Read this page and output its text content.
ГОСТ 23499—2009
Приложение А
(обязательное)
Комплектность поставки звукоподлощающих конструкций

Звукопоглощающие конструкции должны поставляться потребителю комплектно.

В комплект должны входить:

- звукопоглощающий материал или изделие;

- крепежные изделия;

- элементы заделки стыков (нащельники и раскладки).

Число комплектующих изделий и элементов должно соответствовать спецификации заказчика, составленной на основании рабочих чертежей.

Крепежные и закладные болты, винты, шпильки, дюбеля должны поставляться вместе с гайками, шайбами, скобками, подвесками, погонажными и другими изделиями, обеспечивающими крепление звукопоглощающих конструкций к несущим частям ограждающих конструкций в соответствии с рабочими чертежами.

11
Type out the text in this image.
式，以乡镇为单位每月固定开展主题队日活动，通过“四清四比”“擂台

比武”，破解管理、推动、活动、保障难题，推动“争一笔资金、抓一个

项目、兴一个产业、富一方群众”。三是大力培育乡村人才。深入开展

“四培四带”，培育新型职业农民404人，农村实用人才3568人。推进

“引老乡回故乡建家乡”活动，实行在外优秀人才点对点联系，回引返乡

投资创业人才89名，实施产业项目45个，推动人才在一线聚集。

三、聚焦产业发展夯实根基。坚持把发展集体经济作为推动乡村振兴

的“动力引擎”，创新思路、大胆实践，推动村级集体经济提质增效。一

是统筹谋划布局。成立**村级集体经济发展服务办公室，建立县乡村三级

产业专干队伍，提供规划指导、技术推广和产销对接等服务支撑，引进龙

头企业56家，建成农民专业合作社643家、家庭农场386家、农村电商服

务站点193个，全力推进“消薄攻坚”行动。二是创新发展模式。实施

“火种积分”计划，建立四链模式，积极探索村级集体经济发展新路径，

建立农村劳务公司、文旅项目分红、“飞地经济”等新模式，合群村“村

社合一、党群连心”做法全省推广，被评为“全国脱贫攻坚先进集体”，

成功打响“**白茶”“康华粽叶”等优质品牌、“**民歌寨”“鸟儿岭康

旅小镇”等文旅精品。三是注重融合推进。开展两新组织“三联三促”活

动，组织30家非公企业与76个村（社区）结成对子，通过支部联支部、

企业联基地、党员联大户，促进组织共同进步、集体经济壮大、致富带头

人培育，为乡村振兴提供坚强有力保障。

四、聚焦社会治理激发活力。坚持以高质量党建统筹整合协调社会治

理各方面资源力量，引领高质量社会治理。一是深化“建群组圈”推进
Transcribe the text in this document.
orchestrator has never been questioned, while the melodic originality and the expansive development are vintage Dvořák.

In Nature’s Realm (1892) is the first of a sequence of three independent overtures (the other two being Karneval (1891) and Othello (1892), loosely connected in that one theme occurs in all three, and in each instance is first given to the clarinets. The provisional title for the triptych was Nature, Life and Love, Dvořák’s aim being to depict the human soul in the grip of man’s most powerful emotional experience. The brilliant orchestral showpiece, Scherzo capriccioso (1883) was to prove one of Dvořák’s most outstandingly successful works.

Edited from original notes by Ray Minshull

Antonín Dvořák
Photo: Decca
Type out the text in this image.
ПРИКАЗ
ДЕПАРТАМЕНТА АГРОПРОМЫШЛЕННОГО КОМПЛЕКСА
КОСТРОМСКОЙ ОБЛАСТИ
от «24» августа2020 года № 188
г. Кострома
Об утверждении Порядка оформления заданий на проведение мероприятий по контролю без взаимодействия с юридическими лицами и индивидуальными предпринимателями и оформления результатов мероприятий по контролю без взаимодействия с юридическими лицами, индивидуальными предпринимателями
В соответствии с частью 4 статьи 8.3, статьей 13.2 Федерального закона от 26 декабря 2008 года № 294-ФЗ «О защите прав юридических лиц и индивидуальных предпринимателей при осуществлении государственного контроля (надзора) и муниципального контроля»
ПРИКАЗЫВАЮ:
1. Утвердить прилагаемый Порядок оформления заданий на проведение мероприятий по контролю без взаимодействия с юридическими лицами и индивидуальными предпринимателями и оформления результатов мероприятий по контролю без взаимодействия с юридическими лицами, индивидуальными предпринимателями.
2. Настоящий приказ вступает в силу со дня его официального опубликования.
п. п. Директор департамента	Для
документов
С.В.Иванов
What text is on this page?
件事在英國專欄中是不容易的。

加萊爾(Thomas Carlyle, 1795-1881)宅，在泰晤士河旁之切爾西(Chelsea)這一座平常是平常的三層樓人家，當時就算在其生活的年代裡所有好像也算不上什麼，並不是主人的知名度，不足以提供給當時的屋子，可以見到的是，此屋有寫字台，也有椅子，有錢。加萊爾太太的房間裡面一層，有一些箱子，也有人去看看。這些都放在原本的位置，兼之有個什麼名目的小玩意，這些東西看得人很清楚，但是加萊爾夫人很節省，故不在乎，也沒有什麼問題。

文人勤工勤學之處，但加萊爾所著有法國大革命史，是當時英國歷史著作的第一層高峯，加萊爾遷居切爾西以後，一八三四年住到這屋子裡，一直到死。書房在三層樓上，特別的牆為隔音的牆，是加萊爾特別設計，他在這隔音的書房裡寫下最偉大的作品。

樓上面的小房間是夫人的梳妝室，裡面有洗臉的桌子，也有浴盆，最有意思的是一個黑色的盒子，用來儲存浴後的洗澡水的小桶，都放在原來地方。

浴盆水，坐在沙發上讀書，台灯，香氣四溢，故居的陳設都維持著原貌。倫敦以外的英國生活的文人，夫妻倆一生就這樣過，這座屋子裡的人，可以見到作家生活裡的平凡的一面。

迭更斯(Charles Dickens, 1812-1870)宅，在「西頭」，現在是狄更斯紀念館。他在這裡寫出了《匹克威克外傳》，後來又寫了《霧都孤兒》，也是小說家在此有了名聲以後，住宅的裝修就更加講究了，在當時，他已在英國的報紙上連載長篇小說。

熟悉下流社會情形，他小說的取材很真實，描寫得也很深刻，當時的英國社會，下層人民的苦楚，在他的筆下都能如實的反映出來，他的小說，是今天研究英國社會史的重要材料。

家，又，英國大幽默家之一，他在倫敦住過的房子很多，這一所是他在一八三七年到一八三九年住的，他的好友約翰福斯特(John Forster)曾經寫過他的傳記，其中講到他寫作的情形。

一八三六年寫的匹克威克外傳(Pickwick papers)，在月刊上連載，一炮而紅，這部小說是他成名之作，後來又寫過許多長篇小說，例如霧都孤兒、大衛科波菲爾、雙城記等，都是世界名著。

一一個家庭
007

**PROBLEM REQUIREMENTS**
Reproduce each record exactly as it appears.

**OUTPUT BELOW**
Read this page and output its text content.
ГОСТ 23499—2009
Приложение А
(обязательное)
Комплектность поставки звукоподлощающих конструкций

Звукопоглощающие конструкции должны поставляться потребителю комплектно.

В комплект должны входить:

- звукопоглощающий материал или изделие;

- крепежные изделия;

- элементы заделки стыков (нащельники и раскладки).

Число комплектующих изделий и элементов должно соответствовать спецификации заказчика, составленной на основании рабочих чертежей.

Крепежные и закладные болты, винты, шпильки, дюбеля должны поставляться вместе с гайками, шайбами, скобками, подвесками, погонажными и другими изделиями, обеспечивающими крепление звукопоглощающих конструкций к несущим частям ограждающих конструкций в соответствии с рабочими чертежами.

11
Type out the text in this image.
式，以乡镇为单位每月固定开展主题队日活动，通过“四清四比”“擂台

比武”，破解管理、推动、活动、保障难题，推动“争一笔资金、抓一个

项目、兴一个产业、富一方群众”。三是大力培育乡村人才。深入开展

“四培四带”，培育新型职业农民404人，农村实用人才3568人。推进

“引老乡回故乡建家乡”活动，实行在外优秀人才点对点联系，回引返乡

投资创业人才89名，实施产业项目45个，推动人才在一线聚集。

三、聚焦产业发展夯实根基。坚持把发展集体经济作为推动乡村振兴

的“动力引擎”，创新思路、大胆实践，推动村级集体经济提质增效。一

是统筹谋划布局。成立**村级集体经济发展服务办公室，建立县乡村三级

产业专干队伍，提供规划指导、技术推广和产销对接等服务支撑，引进龙

头企业56家，建成农民专业合作社643家、家庭农场386家、农村电商服

务站点193个，全力推进“消薄攻坚”行动。二是创新发展模式。实施

“火种积分”计划，建立四链模式，积极探索村级集体经济发展新路径，

建立农村劳务公司、文旅项目分红、“飞地经济”等新模式，合群村“村

社合一、党群连心”做法全省推广，被评为“全国脱贫攻坚先进集体”，

成功打响“**白茶”“康华粽叶”等优质品牌、“**民歌寨”“鸟儿岭康

旅小镇”等文旅精品。三是注重融合推进。开展两新组织“三联三促”活

动，组织30家非公企业与76个村（社区）结成对子，通过支部联支部、

企业联基地、党员联大户，促进组织共同进步、集体经济壮大、致富带头

人培育，为乡村振兴提供坚强有力保障。

四、聚焦社会治理激发活力。坚持以高质量党建统筹整合协调社会治

理各方面资源力量，引领高质量社会治理。一是深化“建群组圈”推进
Transcribe the text in this document.
orchestrator has never been questioned, while the melodic originality and the expansive development are vintage Dvořák.

In Nature’s Realm (1892) is the first of a sequence of three independent overtures (the other two being Karneval (1891) and Othello (1892), loosely connected in that one theme occurs in all three, and in each instance is first given to the clarinets. The provisional title for the triptych was Nature, Life and Love, Dvořák’s aim being to depict the human soul in the grip of man’s most powerful emotional experience. The brilliant orchestral showpiece, Scherzo capriccioso (1883) was to prove one of Dvořák’s most outstandingly successful works.

Edited from original notes by Ray Minshull

Antonín Dvořák
Photo: Decca
Type out the text in this image.
ПРИКАЗ
ДЕПАРТАМЕНТА АГРОПРОМЫШЛЕННОГО КОМПЛЕКСА
КОСТРОМСКОЙ ОБЛАСТИ
от «24» августа2020 года № 188
г. Кострома
Об утверждении Порядка оформления заданий на проведение мероприятий по контролю без взаимодействия с юридическими лицами и индивидуальными предпринимателями и оформления результатов мероприятий по контролю без взаимодействия с юридическими лицами, индивидуальными предпринимателями
В соответствии с частью 4 статьи 8.3, статьей 13.2 Федерального закона от 26 декабря 2008 года № 294-ФЗ «О защите прав юридических лиц и индивидуальных предпринимателей при осуществлении государственного контроля (надзора) и муниципального контроля»
ПРИКАЗЫВАЮ:
1. Утвердить прилагаемый Порядок оформления заданий на проведение мероприятий по контролю без взаимодействия с юридическими лицами и индивидуальными предпринимателями и оформления результатов мероприятий по контролю без взаимодействия с юридическими лицами, индивидуальными предпринимателями.
2. Настоящий приказ вступает в силу со дня его официального опубликования.
п. п. Директор департамента	Для
документов
С.В.Иванов
What text is on this page?
件事在英國專欄中是不容易的。

加萊爾(Thomas Carlyle, 1795-1881)宅，在泰晤士河旁之切爾西(Chelsea)這一座平常是平常的三層樓人家，當時就算在其生活的年代裡所有好像也算不上什麼，並不是主人的知名度，不足以提供給當時的屋子，可以見到的是，此屋有寫字台，也有椅子，有錢。加萊爾太太的房間裡面一層，有一些箱子，也有人去看看。這些都放在原本的位置，兼之有個什麼名目的小玩意，這些東西看得人很清楚，但是加萊爾夫人很節省，故不在乎，也沒有什麼問題。

文人勤工勤學之處，但加萊爾所著有法國大革命史，是當時英國歷史著作的第一層高峯，加萊爾遷居切爾西以後，一八三四年住到這屋子裡，一直到死。書房在三層樓上，特別的牆為隔音的牆，是加萊爾特別設計，他在這隔音的書房裡寫下最偉大的作品。

樓上面的小房間是夫人的梳妝室，裡面有洗臉的桌子，也有浴盆，最有意思的是一個黑色的盒子，用來儲存浴後的洗澡水的小桶，都放在原來地方。

浴盆水，坐在沙發上讀書，台灯，香氣四溢，故居的陳設都維持著原貌。倫敦以外的英國生活的文人，夫妻倆一生就這樣過，這座屋子裡的人，可以見到作家生活裡的平凡的一面。

迭更斯(Charles Dickens, 1812-1870)宅，在「西頭」，現在是狄更斯紀念館。他在這裡寫出了《匹克威克外傳》，後來又寫了《霧都孤兒》，也是小說家在此有了名聲以後，住宅的裝修就更加講究了，在當時，他已在英國的報紙上連載長篇小說。

熟悉下流社會情形，他小說的取材很真實，描寫得也很深刻，當時的英國社會，下層人民的苦楚，在他的筆下都能如實的反映出來，他的小說，是今天研究英國社會史的重要材料。

家，又，英國大幽默家之一，他在倫敦住過的房子很多，這一所是他在一八三七年到一八三九年住的，他的好友約翰福斯特(John Forster)曾經寫過他的傳記，其中講到他寫作的情形。

一八三六年寫的匹克威克外傳(Pickwick papers)，在月刊上連載，一炮而紅，這部小說是他成名之作，後來又寫過許多長篇小說，例如霧都孤兒、大衛科波菲爾、雙城記等，都是世界名著。

一一個家庭
007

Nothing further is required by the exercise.